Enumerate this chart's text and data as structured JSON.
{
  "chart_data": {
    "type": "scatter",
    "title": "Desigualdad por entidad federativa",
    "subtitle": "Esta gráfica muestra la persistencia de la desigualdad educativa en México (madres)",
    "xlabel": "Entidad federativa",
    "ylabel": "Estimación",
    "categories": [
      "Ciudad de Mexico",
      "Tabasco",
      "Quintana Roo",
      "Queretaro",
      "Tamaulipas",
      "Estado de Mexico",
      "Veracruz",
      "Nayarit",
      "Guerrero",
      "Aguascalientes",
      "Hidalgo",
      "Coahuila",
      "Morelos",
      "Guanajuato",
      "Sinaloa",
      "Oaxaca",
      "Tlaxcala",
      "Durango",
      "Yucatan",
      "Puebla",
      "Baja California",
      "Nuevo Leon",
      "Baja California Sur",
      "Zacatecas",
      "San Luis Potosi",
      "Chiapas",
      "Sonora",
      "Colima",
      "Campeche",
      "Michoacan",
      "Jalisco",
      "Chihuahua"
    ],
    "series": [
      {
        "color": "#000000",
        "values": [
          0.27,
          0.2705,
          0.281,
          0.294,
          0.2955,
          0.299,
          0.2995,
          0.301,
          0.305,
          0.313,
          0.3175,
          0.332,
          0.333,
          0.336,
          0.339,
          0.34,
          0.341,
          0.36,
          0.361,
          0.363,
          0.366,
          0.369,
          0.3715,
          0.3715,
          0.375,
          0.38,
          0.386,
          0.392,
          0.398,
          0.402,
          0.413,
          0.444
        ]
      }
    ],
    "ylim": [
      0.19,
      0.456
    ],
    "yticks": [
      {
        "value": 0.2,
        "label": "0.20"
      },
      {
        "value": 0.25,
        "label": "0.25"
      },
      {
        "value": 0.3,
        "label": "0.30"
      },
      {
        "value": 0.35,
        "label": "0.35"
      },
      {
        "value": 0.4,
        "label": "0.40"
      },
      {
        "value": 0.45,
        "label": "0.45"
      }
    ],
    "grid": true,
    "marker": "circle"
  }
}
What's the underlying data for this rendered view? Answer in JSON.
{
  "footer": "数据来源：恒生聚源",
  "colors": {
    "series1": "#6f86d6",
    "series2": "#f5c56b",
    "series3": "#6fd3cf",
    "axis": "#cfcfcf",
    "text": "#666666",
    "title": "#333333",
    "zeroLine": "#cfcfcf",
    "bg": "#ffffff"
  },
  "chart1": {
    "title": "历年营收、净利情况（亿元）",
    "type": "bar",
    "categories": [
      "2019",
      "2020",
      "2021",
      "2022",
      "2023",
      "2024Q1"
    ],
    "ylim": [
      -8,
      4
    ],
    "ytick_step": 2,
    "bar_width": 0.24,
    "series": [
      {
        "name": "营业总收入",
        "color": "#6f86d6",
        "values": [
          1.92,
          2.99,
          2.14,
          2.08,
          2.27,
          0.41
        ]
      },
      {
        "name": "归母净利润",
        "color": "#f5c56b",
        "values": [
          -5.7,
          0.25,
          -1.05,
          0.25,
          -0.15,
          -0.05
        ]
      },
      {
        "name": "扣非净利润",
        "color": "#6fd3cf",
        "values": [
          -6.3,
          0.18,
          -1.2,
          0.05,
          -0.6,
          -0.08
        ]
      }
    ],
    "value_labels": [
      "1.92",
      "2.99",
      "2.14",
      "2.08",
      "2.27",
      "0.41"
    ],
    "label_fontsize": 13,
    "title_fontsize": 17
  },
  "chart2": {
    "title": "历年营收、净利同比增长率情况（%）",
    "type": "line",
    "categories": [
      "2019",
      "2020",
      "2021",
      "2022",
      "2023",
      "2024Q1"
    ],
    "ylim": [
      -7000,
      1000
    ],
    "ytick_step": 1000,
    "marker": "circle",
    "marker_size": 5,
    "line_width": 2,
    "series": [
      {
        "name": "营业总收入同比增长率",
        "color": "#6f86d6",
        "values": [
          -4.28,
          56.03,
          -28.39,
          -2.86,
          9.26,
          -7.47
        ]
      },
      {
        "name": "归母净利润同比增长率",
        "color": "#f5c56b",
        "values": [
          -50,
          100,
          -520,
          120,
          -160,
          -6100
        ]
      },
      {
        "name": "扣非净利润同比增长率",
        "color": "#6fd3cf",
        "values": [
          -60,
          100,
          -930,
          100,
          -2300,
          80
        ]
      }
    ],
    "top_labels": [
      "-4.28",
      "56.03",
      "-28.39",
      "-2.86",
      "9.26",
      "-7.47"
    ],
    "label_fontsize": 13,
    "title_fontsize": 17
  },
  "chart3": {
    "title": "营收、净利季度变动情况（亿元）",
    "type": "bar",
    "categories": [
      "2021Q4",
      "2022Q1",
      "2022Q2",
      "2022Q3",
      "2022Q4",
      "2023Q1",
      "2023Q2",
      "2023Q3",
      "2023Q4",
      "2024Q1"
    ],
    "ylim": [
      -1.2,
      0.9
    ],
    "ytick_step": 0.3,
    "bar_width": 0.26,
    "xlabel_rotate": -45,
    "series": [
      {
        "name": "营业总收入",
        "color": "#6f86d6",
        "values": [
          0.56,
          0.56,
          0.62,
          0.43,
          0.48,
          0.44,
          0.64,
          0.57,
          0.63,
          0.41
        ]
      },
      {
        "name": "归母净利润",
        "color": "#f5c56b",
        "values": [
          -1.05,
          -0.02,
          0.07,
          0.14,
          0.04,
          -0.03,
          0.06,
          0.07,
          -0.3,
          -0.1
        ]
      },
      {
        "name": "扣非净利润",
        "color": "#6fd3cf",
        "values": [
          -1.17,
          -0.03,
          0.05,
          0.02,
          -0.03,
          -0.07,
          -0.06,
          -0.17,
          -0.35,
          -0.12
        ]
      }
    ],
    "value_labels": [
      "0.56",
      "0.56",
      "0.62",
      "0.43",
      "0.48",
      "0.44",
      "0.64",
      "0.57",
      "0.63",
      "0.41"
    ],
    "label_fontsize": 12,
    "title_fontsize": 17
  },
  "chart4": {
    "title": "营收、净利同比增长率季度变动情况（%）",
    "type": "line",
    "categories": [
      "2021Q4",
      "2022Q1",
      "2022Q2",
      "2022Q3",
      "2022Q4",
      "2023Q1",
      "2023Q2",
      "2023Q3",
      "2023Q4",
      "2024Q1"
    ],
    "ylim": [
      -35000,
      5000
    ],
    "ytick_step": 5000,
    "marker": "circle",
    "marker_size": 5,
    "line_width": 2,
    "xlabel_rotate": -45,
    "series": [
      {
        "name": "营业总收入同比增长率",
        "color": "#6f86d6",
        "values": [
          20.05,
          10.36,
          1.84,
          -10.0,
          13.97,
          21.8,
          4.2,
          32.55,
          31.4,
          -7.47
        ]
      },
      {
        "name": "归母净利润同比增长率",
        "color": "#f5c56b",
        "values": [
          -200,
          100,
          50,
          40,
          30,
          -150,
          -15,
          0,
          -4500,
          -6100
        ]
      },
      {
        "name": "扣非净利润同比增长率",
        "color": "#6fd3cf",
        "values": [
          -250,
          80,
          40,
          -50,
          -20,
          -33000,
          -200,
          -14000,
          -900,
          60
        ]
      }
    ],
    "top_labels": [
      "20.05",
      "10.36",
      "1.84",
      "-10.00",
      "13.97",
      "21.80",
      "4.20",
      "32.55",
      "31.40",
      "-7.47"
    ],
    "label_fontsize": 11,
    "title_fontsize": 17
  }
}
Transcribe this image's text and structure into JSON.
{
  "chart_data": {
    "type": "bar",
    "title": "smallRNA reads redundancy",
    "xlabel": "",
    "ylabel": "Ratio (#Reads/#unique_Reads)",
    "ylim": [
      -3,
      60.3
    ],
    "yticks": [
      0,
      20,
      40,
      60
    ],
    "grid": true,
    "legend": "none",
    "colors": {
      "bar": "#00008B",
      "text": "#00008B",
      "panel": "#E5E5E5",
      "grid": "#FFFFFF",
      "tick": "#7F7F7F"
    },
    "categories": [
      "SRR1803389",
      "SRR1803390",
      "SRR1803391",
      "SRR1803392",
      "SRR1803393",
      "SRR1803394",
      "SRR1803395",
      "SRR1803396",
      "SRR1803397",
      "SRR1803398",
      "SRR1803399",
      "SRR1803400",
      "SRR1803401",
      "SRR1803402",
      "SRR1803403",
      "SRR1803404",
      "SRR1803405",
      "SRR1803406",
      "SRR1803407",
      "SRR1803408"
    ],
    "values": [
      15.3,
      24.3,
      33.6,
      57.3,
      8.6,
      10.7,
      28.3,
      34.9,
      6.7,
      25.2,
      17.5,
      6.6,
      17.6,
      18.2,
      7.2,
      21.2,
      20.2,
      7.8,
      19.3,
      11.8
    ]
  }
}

#### Instructions for the task
Extract every line containing the string "California" from the material.

#### Answer to the task
      "Baja California",
      "Baja California Sur",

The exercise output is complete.